What you are asked to do
Narrow the data below down to the lines containing "times".

Dataset excerpts
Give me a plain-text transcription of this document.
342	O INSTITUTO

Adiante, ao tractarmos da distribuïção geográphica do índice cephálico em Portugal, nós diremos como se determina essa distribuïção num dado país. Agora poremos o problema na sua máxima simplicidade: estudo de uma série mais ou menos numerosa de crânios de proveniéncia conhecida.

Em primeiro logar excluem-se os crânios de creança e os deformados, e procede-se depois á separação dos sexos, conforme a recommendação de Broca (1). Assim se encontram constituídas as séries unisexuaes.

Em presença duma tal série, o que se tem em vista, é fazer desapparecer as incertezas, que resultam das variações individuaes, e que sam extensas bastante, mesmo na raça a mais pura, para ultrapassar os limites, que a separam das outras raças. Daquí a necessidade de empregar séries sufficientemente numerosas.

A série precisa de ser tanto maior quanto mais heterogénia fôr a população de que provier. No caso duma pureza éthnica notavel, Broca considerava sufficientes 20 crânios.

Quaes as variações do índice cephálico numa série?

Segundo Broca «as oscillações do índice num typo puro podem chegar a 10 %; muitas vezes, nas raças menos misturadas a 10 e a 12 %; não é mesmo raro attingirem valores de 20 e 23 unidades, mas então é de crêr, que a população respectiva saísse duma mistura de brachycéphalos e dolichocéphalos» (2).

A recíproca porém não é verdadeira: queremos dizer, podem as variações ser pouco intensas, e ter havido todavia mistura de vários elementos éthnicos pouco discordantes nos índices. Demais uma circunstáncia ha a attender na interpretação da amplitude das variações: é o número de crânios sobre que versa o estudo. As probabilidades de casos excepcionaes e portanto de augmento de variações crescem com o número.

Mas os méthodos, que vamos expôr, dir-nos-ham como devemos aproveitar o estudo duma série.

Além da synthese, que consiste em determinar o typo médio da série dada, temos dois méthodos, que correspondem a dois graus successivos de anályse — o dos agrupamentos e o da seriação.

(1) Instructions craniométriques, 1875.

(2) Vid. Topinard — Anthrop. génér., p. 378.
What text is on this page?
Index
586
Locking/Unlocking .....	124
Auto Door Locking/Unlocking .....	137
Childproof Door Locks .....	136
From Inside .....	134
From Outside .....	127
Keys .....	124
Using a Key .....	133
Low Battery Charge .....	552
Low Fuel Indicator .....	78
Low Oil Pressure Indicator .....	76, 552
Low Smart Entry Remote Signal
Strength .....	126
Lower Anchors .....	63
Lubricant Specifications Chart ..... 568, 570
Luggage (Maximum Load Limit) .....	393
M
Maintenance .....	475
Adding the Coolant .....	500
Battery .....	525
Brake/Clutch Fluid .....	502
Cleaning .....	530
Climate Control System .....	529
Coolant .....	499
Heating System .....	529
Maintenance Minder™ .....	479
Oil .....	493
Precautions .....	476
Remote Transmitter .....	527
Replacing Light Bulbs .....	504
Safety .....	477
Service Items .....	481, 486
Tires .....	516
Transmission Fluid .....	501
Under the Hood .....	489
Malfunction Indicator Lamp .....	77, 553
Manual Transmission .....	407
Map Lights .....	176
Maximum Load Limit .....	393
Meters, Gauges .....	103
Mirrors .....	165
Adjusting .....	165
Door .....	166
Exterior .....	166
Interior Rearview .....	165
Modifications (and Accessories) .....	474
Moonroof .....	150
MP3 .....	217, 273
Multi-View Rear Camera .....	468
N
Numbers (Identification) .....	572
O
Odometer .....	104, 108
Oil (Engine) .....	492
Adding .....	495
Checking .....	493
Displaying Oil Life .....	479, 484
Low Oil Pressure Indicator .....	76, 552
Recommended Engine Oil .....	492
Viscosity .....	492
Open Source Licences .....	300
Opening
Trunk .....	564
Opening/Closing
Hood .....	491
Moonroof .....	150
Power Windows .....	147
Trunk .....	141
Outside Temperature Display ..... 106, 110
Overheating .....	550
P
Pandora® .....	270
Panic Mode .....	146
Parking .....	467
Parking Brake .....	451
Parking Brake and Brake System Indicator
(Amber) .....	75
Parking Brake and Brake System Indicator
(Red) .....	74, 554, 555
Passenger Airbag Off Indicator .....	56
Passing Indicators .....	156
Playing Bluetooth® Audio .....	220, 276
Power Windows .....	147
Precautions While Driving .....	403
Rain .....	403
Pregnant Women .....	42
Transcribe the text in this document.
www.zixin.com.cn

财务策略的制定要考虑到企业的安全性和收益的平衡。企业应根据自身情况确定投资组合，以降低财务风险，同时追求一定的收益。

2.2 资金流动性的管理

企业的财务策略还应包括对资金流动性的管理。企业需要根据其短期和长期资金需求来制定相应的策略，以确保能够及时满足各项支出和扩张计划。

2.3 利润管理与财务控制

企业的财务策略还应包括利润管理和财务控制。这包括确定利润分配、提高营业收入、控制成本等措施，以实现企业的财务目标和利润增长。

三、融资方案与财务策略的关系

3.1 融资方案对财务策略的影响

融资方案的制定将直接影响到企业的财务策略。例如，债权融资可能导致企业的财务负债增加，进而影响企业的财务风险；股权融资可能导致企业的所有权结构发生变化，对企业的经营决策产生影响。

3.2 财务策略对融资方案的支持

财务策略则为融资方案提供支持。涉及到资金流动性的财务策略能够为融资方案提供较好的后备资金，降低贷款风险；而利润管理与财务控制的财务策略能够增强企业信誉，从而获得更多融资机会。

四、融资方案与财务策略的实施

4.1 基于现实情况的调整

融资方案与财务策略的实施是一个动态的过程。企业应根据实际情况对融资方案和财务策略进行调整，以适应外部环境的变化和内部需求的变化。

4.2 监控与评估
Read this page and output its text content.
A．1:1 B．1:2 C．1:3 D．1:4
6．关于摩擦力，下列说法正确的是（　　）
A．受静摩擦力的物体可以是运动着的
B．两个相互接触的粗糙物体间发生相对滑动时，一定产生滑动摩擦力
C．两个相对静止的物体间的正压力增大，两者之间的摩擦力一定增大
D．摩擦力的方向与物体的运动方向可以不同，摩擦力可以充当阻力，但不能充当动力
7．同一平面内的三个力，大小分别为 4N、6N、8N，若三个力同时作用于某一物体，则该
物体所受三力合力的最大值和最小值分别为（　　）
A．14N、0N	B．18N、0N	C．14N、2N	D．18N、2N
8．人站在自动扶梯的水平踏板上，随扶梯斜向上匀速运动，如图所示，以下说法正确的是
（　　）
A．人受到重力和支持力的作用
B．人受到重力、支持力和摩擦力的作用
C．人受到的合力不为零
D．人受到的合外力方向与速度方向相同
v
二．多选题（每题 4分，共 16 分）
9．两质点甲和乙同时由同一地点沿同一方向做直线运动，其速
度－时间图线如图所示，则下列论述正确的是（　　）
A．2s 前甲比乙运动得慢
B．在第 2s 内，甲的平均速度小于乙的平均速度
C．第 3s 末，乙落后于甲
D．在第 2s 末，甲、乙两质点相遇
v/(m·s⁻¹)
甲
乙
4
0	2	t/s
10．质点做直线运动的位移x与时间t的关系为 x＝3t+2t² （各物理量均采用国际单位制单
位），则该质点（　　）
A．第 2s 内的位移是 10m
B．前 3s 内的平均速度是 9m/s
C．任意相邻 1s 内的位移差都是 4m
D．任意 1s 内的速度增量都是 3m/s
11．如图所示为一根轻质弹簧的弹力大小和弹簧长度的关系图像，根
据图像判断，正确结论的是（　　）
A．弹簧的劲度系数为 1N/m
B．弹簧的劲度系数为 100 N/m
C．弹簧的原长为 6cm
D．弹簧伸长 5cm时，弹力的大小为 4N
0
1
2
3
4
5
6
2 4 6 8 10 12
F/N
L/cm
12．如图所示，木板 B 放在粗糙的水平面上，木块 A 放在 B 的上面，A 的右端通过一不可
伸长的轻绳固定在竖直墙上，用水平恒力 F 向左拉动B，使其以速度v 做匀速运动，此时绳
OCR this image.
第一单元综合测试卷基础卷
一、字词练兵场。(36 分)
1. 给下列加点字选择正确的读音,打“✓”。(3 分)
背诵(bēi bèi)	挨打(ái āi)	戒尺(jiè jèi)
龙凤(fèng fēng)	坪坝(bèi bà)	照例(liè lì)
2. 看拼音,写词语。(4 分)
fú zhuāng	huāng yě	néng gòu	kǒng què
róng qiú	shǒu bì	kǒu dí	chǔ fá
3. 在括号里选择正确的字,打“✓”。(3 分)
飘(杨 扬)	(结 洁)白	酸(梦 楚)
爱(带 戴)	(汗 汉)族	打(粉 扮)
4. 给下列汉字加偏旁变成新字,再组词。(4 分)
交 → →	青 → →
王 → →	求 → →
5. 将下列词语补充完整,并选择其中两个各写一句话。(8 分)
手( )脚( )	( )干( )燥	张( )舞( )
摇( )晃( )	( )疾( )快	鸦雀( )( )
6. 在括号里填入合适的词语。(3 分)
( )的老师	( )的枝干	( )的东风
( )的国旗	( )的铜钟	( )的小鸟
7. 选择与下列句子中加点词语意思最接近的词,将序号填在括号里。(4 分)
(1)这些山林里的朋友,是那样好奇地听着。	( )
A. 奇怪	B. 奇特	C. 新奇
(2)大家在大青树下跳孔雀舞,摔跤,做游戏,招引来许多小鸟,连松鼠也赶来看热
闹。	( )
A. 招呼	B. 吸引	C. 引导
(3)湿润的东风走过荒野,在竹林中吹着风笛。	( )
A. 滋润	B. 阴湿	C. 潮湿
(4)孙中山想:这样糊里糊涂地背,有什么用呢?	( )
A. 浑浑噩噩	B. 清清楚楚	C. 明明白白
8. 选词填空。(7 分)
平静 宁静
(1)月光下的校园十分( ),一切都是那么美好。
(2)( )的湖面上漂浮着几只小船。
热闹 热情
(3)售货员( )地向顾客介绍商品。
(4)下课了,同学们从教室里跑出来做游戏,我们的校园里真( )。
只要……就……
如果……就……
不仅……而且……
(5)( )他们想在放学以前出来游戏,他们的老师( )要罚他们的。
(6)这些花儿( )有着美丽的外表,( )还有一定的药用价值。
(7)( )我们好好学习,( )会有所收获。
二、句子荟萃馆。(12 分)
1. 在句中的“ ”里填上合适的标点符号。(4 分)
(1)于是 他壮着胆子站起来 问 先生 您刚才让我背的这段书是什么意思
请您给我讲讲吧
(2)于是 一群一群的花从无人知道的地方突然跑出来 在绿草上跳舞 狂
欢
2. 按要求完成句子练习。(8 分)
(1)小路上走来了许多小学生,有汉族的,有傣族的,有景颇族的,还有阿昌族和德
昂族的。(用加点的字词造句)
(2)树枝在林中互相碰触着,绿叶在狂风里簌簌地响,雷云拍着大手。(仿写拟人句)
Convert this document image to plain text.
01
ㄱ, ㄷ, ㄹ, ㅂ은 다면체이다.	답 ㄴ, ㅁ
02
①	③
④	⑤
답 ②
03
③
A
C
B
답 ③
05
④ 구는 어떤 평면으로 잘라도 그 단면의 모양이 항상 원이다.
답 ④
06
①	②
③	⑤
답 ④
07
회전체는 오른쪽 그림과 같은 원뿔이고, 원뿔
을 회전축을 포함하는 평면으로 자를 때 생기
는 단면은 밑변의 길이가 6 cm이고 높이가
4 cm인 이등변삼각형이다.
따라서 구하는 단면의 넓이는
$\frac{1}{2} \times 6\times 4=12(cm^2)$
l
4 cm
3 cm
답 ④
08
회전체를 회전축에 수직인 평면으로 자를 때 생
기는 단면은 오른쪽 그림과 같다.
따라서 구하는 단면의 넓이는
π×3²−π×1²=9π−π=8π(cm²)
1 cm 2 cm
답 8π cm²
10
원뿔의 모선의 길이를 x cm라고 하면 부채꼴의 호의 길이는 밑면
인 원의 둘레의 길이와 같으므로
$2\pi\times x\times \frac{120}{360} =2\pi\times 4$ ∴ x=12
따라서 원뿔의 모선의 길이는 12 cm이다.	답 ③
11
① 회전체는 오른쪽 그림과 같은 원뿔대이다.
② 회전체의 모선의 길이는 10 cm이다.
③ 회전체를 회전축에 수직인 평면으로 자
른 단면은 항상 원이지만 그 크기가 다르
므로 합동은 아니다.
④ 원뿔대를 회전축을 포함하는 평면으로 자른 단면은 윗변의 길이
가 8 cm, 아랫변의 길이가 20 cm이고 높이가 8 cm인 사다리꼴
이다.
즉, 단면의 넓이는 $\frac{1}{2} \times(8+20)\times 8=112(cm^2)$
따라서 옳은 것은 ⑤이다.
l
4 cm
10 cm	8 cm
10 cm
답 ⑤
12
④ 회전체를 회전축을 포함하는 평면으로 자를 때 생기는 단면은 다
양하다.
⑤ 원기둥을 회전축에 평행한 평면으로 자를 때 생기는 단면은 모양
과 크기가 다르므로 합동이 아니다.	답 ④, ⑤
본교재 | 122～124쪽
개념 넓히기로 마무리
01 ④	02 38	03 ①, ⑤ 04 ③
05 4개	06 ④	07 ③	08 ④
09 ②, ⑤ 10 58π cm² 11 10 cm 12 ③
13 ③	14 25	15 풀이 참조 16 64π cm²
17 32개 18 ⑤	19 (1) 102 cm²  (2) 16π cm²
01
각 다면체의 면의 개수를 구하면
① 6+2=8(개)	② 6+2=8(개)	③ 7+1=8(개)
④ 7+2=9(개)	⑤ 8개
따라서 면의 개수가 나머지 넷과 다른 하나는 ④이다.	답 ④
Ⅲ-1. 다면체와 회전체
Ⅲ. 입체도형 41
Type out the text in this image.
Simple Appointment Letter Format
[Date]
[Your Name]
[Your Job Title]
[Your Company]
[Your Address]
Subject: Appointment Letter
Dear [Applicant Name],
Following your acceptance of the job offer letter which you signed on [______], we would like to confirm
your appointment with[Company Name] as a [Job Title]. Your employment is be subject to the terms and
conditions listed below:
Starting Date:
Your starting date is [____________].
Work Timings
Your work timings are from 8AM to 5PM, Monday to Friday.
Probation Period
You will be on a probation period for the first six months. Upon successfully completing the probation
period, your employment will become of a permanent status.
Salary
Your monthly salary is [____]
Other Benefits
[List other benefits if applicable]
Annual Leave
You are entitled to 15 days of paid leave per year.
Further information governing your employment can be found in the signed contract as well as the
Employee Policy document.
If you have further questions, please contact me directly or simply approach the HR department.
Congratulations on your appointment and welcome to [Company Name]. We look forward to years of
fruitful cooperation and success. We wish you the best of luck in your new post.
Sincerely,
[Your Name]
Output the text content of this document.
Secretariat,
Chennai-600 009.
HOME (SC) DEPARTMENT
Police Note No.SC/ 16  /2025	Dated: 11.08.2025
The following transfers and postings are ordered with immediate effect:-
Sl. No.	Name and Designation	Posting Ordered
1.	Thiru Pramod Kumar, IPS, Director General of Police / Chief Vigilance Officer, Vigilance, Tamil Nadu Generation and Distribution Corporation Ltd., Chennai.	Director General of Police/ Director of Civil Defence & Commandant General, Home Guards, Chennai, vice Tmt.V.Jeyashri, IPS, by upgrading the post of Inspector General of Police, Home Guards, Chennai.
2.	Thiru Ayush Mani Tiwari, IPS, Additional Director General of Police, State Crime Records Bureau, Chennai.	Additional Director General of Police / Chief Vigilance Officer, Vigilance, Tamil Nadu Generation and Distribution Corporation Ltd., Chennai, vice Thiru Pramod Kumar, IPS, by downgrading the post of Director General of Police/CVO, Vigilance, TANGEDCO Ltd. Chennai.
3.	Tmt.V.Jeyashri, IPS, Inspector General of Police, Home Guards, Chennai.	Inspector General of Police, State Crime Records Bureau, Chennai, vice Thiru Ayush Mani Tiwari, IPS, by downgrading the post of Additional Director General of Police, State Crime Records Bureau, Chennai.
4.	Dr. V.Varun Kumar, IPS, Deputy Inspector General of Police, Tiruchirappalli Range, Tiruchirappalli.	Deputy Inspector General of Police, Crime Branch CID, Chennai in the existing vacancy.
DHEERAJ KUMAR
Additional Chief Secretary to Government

Task result
$\frac{1}{2} \times 6\times 4=12(cm^2)$
$2\pi\times x\times \frac{120}{360} =2\pi\times 4$ ∴ x=12
즉, 단면의 넓이는 $\frac{1}{2} \times(8+20)\times 8=112(cm^2)$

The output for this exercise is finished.